◆ EJERCICIO ESCRITO ◆
Copia literalmente la parte del texto sobre la gestión de Zavala que comienza en "Zavala, pues, se" y termina en "un juicio así.".

Tras algo más de trece meses, la gestión de al frente de la Presidencia del Consejo de Ministros ha terminado de forma un tanto abrupta. De acuerdo con la encuesta nacional de Ipsos divulgada este domingo, su nivel de aprobación (23%) no era como para alegrarse y el de su desaprobación (54%) más bien sí para preocuparse, pero tampoco se trataba de cifras que no hayan exhibido antes otros primeros ministros que duraron más que él en el cargo.

Zavala, pues, se ha ido por una circunstancia política. Precipitada por él mismo, es cierto; pero que al mismo tiempo se ofrecía como la única salida posible a un entrampamiento que ya hemos comentado en este Diario , y que le ha granjeado al Ejecutivo la posibilidad de contrarrestar los afanes censuradores del Congreso en el futuro. Así las cosas, es probable que la versión sucinta que la memoria pública guarda del paso de cada titular de la PCM por el poder diga que fue un técnico competente y honesto al que una oposición menos razonable que rabiosa le impidió rendir todo lo que se esperaba de él. Ahora que tenemos fresca la imagen de su gestión, conviene entonces preguntarse por la eventual veracidad de un juicio así.

Sobre lo destacado de sus capacidades, dan suficiente testimonio su exitosa carrera en el sector privado y su acertado paso por la cartera de Economía durante el gobierno de Alejandro Toledo. Y con respecto a su honestidad, salvo algunos demagogos que quieren ver ‘lobbies’ feroces en cualquier relación del Estado con la inversión privada, nadie ha planteado duda atendible alguna.

◆ DATOS PROPORCIONADOS ◆
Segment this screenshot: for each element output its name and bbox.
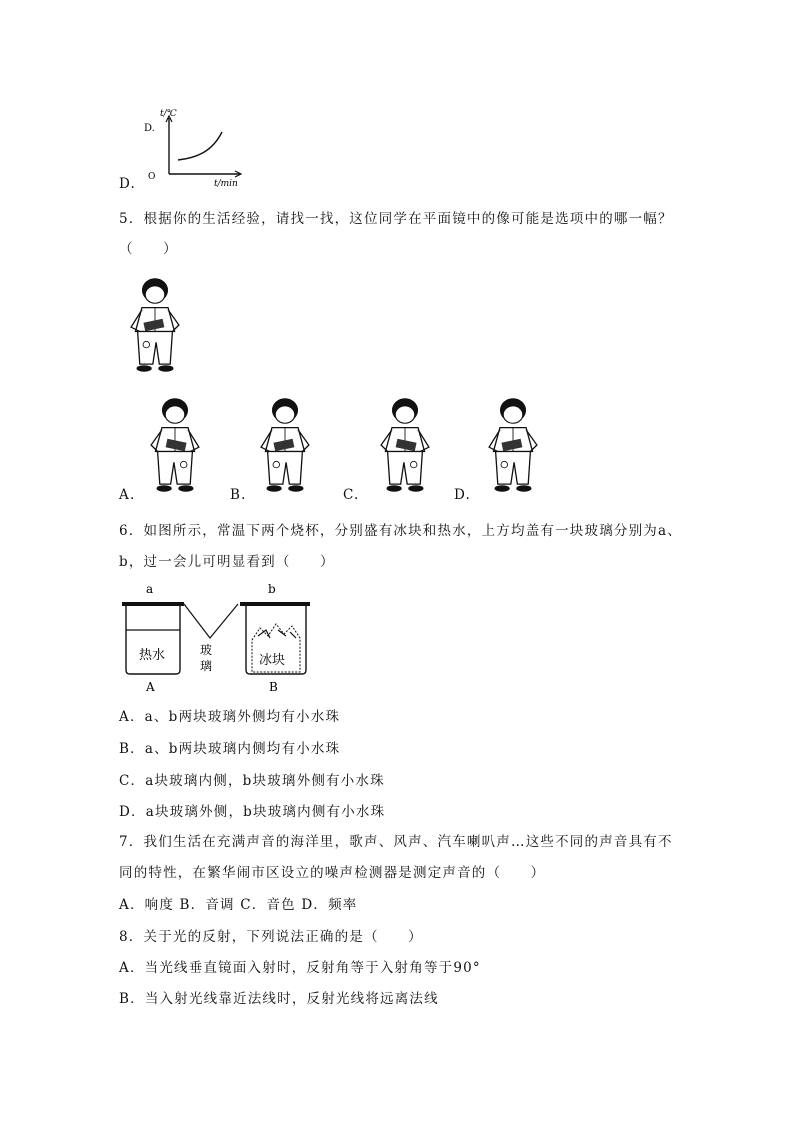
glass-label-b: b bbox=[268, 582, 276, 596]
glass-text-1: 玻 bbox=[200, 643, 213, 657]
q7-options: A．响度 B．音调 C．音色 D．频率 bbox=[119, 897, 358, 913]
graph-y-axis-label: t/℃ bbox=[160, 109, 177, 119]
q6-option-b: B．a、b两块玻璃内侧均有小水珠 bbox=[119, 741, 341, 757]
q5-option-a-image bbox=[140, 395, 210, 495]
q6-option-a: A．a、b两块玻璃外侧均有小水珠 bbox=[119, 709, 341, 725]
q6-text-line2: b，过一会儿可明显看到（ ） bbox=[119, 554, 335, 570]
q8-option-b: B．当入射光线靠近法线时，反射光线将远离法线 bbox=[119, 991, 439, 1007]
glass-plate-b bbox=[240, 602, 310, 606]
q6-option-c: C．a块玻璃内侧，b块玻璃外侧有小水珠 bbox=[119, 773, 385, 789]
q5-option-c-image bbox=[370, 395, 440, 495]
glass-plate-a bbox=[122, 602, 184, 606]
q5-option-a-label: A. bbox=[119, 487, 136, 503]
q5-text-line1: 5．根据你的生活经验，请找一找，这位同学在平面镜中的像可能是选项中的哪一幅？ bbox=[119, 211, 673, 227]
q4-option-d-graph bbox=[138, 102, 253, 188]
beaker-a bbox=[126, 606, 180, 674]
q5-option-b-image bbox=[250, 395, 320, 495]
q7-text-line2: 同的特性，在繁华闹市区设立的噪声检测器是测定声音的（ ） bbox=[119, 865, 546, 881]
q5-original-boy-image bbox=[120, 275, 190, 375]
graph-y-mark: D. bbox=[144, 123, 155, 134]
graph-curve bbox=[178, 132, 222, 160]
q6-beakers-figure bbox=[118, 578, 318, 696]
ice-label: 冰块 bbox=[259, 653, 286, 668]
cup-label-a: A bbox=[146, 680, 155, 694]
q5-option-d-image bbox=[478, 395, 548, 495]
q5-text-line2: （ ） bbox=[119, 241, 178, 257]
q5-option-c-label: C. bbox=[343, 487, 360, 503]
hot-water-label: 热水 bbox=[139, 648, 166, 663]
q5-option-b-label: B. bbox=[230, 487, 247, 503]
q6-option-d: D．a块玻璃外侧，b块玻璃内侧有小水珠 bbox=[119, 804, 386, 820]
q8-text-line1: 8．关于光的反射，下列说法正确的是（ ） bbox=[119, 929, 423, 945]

◆ RESULTADO ◆
Zavala, pues, se ha ido por una circunstancia política. Precipitada por él mismo, es cierto; pero que al mismo tiempo se ofrecía como la única salida posible a un entrampamiento que ya hemos comentado en este Diario , y que le ha granjeado al Ejecutivo la posibilidad de contrarrestar los afanes censuradores del Congreso en el futuro. Así las cosas, es probable que la versión sucinta que la memoria pública guarda del paso de cada titular de la PCM por el poder diga que fue un técnico competente y honesto al que una oposición menos razonable que rabiosa le impidió rendir todo lo que se esperaba de él. Ahora que tenemos fresca la imagen de su gestión, conviene entonces preguntarse por la eventual veracidad de un juicio así.